§ **EXERCISE DIRECTIONS**
Write out the records below once more, exactly as they stand.

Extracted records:
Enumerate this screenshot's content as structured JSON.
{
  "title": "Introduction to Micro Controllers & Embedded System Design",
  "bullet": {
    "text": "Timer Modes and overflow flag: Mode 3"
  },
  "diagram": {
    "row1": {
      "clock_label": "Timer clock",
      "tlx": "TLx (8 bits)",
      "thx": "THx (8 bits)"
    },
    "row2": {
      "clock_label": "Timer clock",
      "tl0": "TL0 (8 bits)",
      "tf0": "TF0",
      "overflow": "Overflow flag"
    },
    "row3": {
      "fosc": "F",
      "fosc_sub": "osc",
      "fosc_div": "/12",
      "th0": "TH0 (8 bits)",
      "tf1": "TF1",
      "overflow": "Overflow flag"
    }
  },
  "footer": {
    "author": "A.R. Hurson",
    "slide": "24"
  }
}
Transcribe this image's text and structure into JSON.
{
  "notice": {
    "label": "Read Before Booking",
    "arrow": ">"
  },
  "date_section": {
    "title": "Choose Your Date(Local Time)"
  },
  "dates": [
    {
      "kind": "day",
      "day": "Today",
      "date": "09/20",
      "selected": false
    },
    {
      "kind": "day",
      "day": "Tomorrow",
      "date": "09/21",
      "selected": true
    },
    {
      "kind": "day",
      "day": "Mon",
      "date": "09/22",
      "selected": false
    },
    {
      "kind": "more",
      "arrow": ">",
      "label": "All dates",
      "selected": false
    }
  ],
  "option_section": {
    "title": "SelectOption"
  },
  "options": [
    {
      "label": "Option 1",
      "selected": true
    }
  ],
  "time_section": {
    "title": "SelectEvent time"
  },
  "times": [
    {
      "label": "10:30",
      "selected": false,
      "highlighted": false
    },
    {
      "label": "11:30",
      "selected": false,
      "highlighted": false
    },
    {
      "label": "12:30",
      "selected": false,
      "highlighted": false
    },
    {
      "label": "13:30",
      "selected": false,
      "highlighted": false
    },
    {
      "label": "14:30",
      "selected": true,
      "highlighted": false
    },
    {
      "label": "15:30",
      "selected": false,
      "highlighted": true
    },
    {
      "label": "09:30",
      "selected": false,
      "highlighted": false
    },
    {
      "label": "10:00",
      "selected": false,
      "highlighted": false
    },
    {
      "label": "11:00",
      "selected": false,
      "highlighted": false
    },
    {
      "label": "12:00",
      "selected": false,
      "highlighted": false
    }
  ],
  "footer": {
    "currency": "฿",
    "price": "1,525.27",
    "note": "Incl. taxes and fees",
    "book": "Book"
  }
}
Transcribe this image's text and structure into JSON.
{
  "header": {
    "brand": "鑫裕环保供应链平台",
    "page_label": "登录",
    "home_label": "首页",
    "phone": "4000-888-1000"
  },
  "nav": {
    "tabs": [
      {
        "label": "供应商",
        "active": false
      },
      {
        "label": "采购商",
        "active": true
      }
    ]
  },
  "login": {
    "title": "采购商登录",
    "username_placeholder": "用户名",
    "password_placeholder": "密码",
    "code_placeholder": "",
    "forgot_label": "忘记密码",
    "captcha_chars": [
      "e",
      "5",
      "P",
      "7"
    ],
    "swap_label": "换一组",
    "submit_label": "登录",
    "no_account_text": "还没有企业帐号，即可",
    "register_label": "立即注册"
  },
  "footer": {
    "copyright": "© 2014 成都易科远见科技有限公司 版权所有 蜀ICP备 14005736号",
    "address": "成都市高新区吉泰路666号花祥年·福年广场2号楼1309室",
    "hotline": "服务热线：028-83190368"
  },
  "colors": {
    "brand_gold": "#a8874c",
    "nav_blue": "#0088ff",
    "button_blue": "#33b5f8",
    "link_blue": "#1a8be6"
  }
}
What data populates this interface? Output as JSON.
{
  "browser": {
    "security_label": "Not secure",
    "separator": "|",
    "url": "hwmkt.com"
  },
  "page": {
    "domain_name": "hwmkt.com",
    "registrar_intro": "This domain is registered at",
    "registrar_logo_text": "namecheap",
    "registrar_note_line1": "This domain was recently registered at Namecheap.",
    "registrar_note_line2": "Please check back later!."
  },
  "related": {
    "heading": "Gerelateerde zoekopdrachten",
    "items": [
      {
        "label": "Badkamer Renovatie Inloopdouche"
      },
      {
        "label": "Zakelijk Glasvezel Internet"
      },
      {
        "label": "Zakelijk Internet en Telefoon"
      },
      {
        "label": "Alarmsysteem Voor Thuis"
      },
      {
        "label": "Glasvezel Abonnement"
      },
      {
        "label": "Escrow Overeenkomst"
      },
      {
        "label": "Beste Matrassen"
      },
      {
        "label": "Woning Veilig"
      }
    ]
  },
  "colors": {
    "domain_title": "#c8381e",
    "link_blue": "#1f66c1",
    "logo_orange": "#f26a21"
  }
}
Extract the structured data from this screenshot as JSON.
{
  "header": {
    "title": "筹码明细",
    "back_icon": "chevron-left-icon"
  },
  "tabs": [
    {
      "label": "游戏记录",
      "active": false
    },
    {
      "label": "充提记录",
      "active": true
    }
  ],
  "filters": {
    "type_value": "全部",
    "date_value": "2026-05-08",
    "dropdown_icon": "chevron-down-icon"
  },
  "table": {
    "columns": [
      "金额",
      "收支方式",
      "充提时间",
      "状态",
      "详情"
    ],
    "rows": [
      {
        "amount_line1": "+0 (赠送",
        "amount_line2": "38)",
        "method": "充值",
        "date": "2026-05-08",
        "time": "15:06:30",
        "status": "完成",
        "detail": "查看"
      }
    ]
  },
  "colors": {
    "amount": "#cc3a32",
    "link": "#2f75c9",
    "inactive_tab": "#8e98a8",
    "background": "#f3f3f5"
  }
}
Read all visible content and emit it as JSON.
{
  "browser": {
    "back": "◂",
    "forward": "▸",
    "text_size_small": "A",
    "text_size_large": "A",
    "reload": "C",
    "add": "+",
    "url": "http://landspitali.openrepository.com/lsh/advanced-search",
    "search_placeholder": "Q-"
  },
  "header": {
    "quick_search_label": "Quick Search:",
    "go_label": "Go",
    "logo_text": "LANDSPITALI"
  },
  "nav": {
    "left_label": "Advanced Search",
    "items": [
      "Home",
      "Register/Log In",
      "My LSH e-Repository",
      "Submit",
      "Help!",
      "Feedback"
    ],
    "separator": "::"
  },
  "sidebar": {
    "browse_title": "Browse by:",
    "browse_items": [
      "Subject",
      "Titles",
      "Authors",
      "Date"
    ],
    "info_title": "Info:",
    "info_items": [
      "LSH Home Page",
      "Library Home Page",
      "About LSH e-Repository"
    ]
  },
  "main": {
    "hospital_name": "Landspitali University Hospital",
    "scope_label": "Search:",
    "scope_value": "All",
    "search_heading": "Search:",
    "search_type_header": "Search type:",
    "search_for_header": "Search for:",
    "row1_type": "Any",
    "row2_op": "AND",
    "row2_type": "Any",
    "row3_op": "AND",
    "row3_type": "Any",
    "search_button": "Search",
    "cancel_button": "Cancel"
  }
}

§ **REPLY**
Enumerate this screenshot's content as structured JSON.
{
  "title": "Introduction to Micro Controllers & Embedded System Design",
  "bullet": {
    "text": "Timer Modes and overflow flag: Mode 3"
  },
  "diagram": {
    "row1": {
      "clock_label": "Timer clock",
      "tlx": "TLx (8 bits)",
      "thx": "THx (8 bits)"
    },
    "row2": {
      "clock_label": "Timer clock",
      "tl0": "TL0 (8 bits)",
      "tf0": "TF0",
      "overflow": "Overflow flag"
    },
    "row3": {
      "fosc": "F",
      "fosc_sub": "osc",
      "fosc_div": "/12",
      "th0": "TH0 (8 bits)",
      "tf1": "TF1",
      "overflow": "Overflow flag"
    }
  },
  "footer": {
    "author": "A.R. Hurson",
    "slide": "24"
  }
}
Transcribe this image's text and structure into JSON.
{
  "notice": {
    "label": "Read Before Booking",
    "arrow": ">"
  },
  "date_section": {
    "title": "Choose Your Date(Local Time)"
  },
  "dates": [
    {
      "kind": "day",
      "day": "Today",
      "date": "09/20",
      "selected": false
    },
    {
      "kind": "day",
      "day": "Tomorrow",
      "date": "09/21",
      "selected": true
    },
    {
      "kind": "day",
      "day": "Mon",
      "date": "09/22",
      "selected": false
    },
    {
      "kind": "more",
      "arrow": ">",
      "label": "All dates",
      "selected": false
    }
  ],
  "option_section": {
    "title": "SelectOption"
  },
  "options": [
    {
      "label": "Option 1",
      "selected": true
    }
  ],
  "time_section": {
    "title": "SelectEvent time"
  },
  "times": [
    {
      "label": "10:30",
      "selected": false,
      "highlighted": false
    },
    {
      "label": "11:30",
      "selected": false,
      "highlighted": false
    },
    {
      "label": "12:30",
      "selected": false,
      "highlighted": false
    },
    {
      "label": "13:30",
      "selected": false,
      "highlighted": false
    },
    {
      "label": "14:30",
      "selected": true,
      "highlighted": false
    },
    {
      "label": "15:30",
      "selected": false,
      "highlighted": true
    },
    {
      "label": "09:30",
      "selected": false,
      "highlighted": false
    },
    {
      "label": "10:00",
      "selected": false,
      "highlighted": false
    },
    {
      "label": "11:00",
      "selected": false,
      "highlighted": false
    },
    {
      "label": "12:00",
      "selected": false,
      "highlighted": false
    }
  ],
  "footer": {
    "currency": "฿",
    "price": "1,525.27",
    "note": "Incl. taxes and fees",
    "book": "Book"
  }
}
Transcribe this image's text and structure into JSON.
{
  "header": {
    "brand": "鑫裕环保供应链平台",
    "page_label": "登录",
    "home_label": "首页",
    "phone": "4000-888-1000"
  },
  "nav": {
    "tabs": [
      {
        "label": "供应商",
        "active": false
      },
      {
        "label": "采购商",
        "active": true
      }
    ]
  },
  "login": {
    "title": "采购商登录",
    "username_placeholder": "用户名",
    "password_placeholder": "密码",
    "code_placeholder": "",
    "forgot_label": "忘记密码",
    "captcha_chars": [
      "e",
      "5",
      "P",
      "7"
    ],
    "swap_label": "换一组",
    "submit_label": "登录",
    "no_account_text": "还没有企业帐号，即可",
    "register_label": "立即注册"
  },
  "footer": {
    "copyright": "© 2014 成都易科远见科技有限公司 版权所有 蜀ICP备 14005736号",
    "address": "成都市高新区吉泰路666号花祥年·福年广场2号楼1309室",
    "hotline": "服务热线：028-83190368"
  },
  "colors": {
    "brand_gold": "#a8874c",
    "nav_blue": "#0088ff",
    "button_blue": "#33b5f8",
    "link_blue": "#1a8be6"
  }
}
What data populates this interface? Output as JSON.
{
  "browser": {
    "security_label": "Not secure",
    "separator": "|",
    "url": "hwmkt.com"
  },
  "page": {
    "domain_name": "hwmkt.com",
    "registrar_intro": "This domain is registered at",
    "registrar_logo_text": "namecheap",
    "registrar_note_line1": "This domain was recently registered at Namecheap.",
    "registrar_note_line2": "Please check back later!."
  },
  "related": {
    "heading": "Gerelateerde zoekopdrachten",
    "items": [
      {
        "label": "Badkamer Renovatie Inloopdouche"
      },
      {
        "label": "Zakelijk Glasvezel Internet"
      },
      {
        "label": "Zakelijk Internet en Telefoon"
      },
      {
        "label": "Alarmsysteem Voor Thuis"
      },
      {
        "label": "Glasvezel Abonnement"
      },
      {
        "label": "Escrow Overeenkomst"
      },
      {
        "label": "Beste Matrassen"
      },
      {
        "label": "Woning Veilig"
      }
    ]
  },
  "colors": {
    "domain_title": "#c8381e",
    "link_blue": "#1f66c1",
    "logo_orange": "#f26a21"
  }
}
Extract the structured data from this screenshot as JSON.
{
  "header": {
    "title": "筹码明细",
    "back_icon": "chevron-left-icon"
  },
  "tabs": [
    {
      "label": "游戏记录",
      "active": false
    },
    {
      "label": "充提记录",
      "active": true
    }
  ],
  "filters": {
    "type_value": "全部",
    "date_value": "2026-05-08",
    "dropdown_icon": "chevron-down-icon"
  },
  "table": {
    "columns": [
      "金额",
      "收支方式",
      "充提时间",
      "状态",
      "详情"
    ],
    "rows": [
      {
        "amount_line1": "+0 (赠送",
        "amount_line2": "38)",
        "method": "充值",
        "date": "2026-05-08",
        "time": "15:06:30",
        "status": "完成",
        "detail": "查看"
      }
    ]
  },
  "colors": {
    "amount": "#cc3a32",
    "link": "#2f75c9",
    "inactive_tab": "#8e98a8",
    "background": "#f3f3f5"
  }
}
Read all visible content and emit it as JSON.
{
  "browser": {
    "back": "◂",
    "forward": "▸",
    "text_size_small": "A",
    "text_size_large": "A",
    "reload": "C",
    "add": "+",
    "url": "http://landspitali.openrepository.com/lsh/advanced-search",
    "search_placeholder": "Q-"
  },
  "header": {
    "quick_search_label": "Quick Search:",
    "go_label": "Go",
    "logo_text": "LANDSPITALI"
  },
  "nav": {
    "left_label": "Advanced Search",
    "items": [
      "Home",
      "Register/Log In",
      "My LSH e-Repository",
      "Submit",
      "Help!",
      "Feedback"
    ],
    "separator": "::"
  },
  "sidebar": {
    "browse_title": "Browse by:",
    "browse_items": [
      "Subject",
      "Titles",
      "Authors",
      "Date"
    ],
    "info_title": "Info:",
    "info_items": [
      "LSH Home Page",
      "Library Home Page",
      "About LSH e-Repository"
    ]
  },
  "main": {
    "hospital_name": "Landspitali University Hospital",
    "scope_label": "Search:",
    "scope_value": "All",
    "search_heading": "Search:",
    "search_type_header": "Search type:",
    "search_for_header": "Search for:",
    "row1_type": "Any",
    "row2_op": "AND",
    "row2_type": "Any",
    "row3_op": "AND",
    "row3_type": "Any",
    "search_button": "Search",
    "cancel_button": "Cancel"
  }
}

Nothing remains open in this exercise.